Figure contents as structured data

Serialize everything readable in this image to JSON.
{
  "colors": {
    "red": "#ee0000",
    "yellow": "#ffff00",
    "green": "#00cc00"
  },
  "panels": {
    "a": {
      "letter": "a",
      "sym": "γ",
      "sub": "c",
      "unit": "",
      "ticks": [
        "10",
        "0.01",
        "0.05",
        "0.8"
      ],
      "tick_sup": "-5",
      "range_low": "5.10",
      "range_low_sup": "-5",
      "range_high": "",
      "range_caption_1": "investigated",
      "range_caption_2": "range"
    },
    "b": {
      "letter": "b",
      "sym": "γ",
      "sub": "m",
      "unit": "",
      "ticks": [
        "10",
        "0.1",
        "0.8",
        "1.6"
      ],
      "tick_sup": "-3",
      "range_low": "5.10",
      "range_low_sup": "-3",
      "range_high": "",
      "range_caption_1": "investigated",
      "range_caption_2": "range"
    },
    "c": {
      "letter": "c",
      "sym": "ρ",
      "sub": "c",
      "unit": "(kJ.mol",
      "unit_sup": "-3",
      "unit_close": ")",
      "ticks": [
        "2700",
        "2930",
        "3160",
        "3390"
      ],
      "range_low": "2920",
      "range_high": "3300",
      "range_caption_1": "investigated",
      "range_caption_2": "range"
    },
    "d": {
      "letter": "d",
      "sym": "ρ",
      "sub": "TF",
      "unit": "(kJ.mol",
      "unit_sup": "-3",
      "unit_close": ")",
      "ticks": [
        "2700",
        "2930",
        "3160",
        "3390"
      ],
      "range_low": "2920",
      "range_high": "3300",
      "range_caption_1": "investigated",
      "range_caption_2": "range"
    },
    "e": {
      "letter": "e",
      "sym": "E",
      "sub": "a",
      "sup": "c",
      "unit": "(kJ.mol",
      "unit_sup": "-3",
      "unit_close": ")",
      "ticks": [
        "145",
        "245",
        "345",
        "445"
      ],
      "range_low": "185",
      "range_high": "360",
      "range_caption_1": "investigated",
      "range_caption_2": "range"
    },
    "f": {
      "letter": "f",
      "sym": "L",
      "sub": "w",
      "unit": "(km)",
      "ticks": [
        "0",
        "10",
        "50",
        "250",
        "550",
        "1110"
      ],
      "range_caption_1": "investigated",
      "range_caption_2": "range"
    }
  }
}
---
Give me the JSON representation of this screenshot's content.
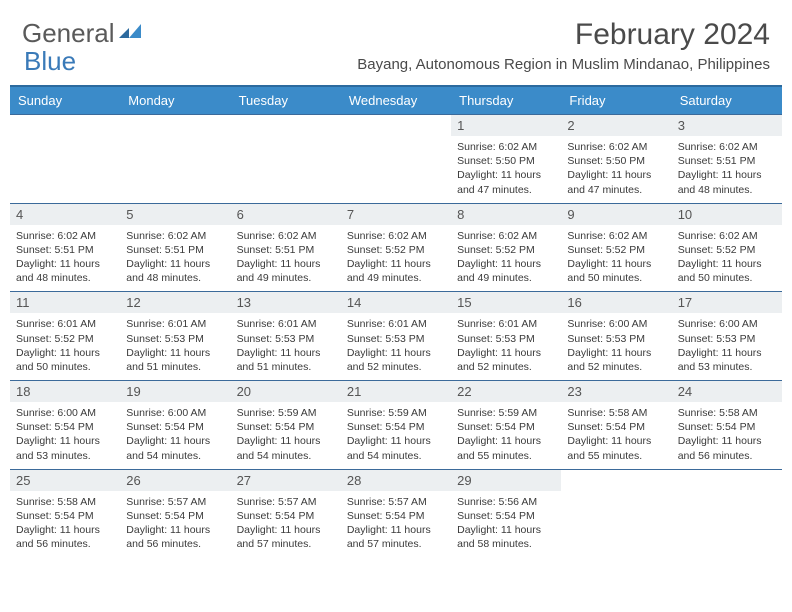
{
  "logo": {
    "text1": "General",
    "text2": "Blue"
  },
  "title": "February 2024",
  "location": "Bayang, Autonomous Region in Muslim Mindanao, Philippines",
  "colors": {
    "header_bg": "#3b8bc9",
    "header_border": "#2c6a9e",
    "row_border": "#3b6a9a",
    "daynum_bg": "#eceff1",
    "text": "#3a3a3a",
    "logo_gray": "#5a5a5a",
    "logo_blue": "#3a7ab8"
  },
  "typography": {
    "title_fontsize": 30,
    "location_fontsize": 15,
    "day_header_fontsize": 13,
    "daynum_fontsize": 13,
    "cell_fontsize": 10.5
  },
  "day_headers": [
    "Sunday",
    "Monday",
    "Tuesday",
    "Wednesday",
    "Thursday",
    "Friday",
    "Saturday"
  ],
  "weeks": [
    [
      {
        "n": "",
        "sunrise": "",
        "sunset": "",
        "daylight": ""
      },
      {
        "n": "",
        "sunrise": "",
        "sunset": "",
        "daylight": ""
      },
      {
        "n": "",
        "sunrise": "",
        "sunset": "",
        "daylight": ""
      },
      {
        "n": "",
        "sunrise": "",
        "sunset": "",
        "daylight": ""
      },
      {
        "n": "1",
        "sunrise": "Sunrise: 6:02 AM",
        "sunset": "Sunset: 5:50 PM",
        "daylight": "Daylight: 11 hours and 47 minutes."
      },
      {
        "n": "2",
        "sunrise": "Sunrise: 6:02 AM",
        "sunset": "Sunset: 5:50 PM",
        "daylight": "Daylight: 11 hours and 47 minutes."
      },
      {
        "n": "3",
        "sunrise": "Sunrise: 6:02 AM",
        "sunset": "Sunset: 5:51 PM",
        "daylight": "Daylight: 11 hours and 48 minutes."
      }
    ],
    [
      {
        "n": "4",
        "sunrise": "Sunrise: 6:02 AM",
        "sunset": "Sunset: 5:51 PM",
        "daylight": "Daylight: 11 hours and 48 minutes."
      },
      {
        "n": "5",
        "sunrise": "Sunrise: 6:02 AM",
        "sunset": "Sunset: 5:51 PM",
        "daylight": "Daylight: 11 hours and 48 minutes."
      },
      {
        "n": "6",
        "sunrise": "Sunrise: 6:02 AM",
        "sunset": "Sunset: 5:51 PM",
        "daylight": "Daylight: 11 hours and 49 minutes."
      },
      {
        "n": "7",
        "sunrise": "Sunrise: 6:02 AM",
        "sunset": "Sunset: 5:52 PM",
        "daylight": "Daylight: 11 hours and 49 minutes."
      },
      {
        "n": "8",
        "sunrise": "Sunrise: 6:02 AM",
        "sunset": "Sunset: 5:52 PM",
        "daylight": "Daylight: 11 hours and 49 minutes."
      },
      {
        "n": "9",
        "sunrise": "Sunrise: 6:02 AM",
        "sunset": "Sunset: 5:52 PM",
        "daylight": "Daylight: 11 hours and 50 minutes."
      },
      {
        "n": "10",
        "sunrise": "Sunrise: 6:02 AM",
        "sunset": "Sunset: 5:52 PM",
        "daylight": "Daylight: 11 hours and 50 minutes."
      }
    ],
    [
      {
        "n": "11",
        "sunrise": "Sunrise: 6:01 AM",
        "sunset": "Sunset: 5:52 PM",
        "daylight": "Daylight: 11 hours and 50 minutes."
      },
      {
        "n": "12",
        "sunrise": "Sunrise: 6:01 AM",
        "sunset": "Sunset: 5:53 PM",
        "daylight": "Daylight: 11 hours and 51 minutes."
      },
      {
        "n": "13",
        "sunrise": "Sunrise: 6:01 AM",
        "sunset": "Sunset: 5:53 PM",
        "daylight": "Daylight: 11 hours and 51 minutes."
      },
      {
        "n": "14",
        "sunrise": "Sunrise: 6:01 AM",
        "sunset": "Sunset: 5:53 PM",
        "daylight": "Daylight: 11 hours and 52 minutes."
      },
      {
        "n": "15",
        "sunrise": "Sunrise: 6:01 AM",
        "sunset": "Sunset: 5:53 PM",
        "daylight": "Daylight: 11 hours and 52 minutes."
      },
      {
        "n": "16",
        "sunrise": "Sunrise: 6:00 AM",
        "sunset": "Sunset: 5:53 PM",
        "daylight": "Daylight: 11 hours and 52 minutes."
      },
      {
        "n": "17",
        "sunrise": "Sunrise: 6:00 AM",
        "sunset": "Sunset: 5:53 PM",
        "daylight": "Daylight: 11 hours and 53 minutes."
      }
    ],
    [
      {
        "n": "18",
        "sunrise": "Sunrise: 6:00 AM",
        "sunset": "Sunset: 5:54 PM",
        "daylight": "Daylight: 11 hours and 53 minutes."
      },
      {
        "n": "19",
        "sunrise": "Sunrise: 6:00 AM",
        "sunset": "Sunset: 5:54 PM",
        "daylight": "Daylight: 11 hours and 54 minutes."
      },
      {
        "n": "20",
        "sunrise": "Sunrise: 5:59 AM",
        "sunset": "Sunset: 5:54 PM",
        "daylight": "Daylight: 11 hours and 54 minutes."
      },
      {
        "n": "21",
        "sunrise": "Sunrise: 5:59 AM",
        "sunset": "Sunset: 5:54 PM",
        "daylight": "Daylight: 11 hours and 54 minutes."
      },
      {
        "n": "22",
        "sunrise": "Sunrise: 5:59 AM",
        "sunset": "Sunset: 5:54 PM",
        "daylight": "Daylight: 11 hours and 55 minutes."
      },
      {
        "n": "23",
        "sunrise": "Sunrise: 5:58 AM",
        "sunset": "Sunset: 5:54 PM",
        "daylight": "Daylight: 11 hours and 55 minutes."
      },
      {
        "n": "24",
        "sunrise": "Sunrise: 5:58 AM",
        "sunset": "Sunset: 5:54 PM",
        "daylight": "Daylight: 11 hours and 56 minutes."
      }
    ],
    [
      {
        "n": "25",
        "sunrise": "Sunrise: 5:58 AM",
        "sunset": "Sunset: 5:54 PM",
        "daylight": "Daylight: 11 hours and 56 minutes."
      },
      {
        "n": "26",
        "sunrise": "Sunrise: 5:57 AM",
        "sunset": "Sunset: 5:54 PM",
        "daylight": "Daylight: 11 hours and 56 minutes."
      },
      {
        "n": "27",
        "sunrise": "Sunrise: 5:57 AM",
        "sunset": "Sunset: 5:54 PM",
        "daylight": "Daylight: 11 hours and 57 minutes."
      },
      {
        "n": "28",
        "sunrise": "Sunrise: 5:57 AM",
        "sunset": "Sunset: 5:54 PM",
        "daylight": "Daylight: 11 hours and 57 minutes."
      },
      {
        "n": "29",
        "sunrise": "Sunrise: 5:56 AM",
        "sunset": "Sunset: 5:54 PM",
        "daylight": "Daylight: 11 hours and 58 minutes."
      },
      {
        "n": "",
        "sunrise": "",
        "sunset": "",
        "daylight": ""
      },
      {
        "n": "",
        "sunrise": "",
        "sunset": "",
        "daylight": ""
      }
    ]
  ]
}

▸ Directive:
Filter the listing for the word "letter" and copy every line that holds it.

▸ Exercise solution:
      "letter": "a",
      "letter": "b",
      "letter": "c",
      "letter": "d",
      "letter": "e",
      "letter": "f",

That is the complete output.